**Activity 1**
Answer the following from the text about the Exxon logo, one answer per line, marked as the questions are:
(a) How many rough pencil sketches does the designboom quote say Loewy produced?
(b) How many design ideas does the sketchbook page show?
(c) In what year was the name officially changed to Exxon?
**Activity 2**
Rewrite everything in the Exxon logo text from "Use of the Esso" down to "inside Loewy’s sketchbook.", substituting "notebook" for "sketchbook".
**Activity 3**
List every year that appears in the Exxon logo text.
Start of Text segment
Exxon by Loewy

Use of the Esso trademark was restricted in the United States, so Standard Oil of New Jersey (Jersey Standard) hired renowned industrial designer Raymond Loewy (1893-1986) to create a new name and logo for the brand.

Exxon logo by Loewy
Photo: David McNew/Getty Images

According to designboom, Loewy “proposed ‘exxon’ and came up with seventy-six rough pencil sketches based on the word, placing the visual emphasis on the double ‘x.’ The two x’s subliminally recalled the ‘s’s’ in Esso and thus helped ease the transition from the old name to the new.”

The Library of Congress shared this look inside Loewy’s sketchbook.

Exxon logo sketches by Raymond Loewy

“The sheet shows the trials and rejections as Loewy created a new logo for Standard Oil Company. From the eighteen design ideas on the page, Loewy highlighted his final choice with an ‘okay.'”

The date says 1966, but the name wasn’t officially changed to Exxon until 1972.
End of Text segment
Start of Records shown
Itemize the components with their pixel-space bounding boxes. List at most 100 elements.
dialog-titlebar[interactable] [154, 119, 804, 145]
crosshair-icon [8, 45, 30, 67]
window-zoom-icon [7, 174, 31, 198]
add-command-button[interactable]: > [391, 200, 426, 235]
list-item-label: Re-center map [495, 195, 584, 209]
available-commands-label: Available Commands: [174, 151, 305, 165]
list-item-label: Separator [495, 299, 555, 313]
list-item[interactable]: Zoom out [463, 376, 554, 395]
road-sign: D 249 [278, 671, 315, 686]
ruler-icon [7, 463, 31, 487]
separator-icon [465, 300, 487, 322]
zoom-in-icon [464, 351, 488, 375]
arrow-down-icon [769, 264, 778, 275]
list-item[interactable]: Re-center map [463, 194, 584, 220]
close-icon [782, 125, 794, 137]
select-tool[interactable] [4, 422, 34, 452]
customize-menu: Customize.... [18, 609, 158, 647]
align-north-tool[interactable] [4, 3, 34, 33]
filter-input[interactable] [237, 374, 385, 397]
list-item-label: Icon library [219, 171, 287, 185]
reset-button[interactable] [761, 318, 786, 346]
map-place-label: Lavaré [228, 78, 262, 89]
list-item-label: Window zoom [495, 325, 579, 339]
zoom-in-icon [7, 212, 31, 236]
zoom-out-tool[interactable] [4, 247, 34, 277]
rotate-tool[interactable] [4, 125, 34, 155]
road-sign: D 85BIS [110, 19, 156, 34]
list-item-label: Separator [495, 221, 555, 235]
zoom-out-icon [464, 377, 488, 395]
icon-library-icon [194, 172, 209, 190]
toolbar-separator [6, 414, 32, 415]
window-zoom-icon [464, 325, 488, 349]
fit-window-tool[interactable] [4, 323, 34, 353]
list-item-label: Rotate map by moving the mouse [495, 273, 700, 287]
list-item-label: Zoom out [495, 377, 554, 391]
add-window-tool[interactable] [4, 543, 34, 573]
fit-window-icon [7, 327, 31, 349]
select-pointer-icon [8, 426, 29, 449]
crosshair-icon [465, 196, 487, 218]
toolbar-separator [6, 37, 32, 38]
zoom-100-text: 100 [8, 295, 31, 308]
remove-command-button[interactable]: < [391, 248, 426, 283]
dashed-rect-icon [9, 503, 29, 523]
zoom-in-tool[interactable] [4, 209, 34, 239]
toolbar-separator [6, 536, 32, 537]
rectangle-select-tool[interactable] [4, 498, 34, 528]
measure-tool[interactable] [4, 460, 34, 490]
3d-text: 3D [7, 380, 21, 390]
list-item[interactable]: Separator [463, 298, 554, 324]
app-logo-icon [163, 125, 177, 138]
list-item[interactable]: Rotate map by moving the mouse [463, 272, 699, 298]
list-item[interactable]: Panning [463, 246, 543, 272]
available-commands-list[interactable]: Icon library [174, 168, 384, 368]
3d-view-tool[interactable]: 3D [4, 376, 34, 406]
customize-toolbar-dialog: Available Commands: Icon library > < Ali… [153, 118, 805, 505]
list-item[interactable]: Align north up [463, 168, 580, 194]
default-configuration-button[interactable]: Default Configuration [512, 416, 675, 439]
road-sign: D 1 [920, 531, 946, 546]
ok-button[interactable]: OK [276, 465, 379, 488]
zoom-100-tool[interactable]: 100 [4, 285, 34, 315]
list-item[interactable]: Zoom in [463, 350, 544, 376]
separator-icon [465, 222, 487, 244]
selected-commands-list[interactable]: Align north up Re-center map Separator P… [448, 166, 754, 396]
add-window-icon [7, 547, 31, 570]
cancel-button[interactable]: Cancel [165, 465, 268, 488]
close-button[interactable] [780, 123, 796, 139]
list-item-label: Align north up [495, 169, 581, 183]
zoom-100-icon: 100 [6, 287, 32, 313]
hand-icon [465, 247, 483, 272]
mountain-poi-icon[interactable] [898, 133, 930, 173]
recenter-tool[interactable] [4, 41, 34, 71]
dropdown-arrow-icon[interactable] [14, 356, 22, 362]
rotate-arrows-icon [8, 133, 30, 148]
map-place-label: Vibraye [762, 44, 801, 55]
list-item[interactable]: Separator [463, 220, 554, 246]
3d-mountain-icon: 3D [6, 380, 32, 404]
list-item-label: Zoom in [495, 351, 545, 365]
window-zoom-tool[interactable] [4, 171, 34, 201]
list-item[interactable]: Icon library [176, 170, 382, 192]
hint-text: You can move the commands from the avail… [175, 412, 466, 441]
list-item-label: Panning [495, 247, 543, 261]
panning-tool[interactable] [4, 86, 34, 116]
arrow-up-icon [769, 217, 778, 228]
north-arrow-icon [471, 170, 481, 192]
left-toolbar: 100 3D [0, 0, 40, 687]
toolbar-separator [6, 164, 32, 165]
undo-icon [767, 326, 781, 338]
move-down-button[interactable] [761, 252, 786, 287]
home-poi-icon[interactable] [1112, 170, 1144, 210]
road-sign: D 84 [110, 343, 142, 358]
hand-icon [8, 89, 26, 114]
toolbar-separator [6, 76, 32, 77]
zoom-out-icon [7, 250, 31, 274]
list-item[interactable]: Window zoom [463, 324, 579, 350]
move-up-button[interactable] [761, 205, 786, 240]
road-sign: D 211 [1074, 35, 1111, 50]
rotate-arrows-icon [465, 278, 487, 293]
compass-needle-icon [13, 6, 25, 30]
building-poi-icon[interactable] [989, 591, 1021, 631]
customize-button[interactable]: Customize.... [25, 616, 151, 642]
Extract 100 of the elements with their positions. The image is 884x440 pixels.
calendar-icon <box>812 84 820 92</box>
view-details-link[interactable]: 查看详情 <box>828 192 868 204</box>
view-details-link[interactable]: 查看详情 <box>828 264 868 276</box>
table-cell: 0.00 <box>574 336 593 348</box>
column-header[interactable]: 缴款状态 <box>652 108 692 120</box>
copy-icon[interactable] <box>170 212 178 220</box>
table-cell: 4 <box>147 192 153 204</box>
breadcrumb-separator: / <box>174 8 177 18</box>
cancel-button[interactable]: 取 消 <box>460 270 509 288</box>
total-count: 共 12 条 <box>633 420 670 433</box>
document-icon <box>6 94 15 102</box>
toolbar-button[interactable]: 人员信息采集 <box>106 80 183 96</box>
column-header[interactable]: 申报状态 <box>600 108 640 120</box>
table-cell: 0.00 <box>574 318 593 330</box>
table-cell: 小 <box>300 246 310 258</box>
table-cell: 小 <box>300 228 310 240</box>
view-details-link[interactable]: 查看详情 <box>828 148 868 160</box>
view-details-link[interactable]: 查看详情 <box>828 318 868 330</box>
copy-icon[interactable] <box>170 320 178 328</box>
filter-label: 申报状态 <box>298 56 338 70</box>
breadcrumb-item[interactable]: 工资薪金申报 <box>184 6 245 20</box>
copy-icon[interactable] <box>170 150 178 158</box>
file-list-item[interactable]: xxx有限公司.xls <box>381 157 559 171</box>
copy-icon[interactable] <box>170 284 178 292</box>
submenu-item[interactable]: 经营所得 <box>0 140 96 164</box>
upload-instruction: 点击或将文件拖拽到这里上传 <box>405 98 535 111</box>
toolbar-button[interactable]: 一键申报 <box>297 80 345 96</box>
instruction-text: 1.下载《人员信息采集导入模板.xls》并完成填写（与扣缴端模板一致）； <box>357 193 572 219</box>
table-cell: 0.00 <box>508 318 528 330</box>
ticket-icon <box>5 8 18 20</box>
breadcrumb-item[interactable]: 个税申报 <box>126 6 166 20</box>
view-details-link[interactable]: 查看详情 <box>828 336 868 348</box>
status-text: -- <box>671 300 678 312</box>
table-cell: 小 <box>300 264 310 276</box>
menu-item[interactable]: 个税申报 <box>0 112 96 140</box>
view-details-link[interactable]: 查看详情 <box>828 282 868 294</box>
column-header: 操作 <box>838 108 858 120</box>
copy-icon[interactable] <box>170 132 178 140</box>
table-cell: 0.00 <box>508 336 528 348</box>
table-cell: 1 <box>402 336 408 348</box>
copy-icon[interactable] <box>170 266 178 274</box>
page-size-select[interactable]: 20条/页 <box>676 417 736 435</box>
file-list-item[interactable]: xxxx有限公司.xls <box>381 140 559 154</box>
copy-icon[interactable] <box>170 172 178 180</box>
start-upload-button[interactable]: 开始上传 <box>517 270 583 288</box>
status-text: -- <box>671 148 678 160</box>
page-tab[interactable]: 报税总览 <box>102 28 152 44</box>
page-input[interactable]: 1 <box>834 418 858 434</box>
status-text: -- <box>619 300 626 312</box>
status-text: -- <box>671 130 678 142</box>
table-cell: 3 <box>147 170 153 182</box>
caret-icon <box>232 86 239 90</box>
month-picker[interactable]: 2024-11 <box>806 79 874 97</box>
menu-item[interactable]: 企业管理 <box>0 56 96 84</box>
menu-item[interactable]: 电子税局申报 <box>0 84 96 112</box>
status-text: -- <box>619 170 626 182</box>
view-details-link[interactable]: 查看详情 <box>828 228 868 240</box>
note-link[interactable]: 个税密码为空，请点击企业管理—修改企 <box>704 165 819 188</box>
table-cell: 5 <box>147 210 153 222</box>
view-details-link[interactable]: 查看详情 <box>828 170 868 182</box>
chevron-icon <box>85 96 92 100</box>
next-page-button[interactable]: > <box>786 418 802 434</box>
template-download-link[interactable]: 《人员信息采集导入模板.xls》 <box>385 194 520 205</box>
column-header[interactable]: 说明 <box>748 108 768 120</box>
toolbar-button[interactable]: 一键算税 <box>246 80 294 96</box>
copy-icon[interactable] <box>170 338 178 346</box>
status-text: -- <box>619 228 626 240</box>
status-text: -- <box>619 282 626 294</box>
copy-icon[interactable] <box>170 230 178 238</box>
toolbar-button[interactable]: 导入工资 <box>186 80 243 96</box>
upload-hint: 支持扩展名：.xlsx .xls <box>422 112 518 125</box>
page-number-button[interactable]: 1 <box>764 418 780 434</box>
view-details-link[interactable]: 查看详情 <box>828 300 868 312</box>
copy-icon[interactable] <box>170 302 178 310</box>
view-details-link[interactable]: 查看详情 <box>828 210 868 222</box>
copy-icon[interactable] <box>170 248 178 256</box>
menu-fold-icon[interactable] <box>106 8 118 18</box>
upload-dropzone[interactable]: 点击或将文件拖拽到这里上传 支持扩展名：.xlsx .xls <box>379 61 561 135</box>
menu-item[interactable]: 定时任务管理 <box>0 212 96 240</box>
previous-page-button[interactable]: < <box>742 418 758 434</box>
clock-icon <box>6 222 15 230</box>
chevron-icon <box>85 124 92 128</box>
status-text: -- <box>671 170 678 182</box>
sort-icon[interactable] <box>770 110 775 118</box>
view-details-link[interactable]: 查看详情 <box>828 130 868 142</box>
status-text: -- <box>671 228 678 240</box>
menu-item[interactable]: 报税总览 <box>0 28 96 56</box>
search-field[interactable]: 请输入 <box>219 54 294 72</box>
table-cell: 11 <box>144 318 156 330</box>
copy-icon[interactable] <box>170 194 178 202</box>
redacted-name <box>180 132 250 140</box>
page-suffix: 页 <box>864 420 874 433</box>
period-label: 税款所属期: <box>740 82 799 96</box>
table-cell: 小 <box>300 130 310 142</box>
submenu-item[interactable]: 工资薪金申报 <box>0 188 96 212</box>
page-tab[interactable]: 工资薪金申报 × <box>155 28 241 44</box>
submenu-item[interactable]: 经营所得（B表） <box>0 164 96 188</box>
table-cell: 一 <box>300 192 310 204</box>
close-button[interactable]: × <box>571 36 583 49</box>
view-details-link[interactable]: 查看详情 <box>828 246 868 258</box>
End of Records shown
**Worked solution 1**
(a) Seventy-six
(b) Eighteen
(c) 1972

**Worked solution 2**
Use of the Esso trademark was restricted in the United States, so Standard Oil of New Jersey (Jersey Standard) hired renowned industrial designer Raymond Loewy (1893-1986) to create a new name and logo for the brand.

Exxon logo by Loewy
Photo: David McNew/Getty Images

According to designboom, Loewy “proposed ‘exxon’ and came up with seventy-six rough pencil sketches based on the word, placing the visual emphasis on the double ‘x.’ The two x’s subliminally recalled the ‘s’s’ in Esso and thus helped ease the transition from the old name to the new.”

The Library of Congress shared this look inside Loewy’s notebook.

**Worked solution 3**
1893
1986
1966
1972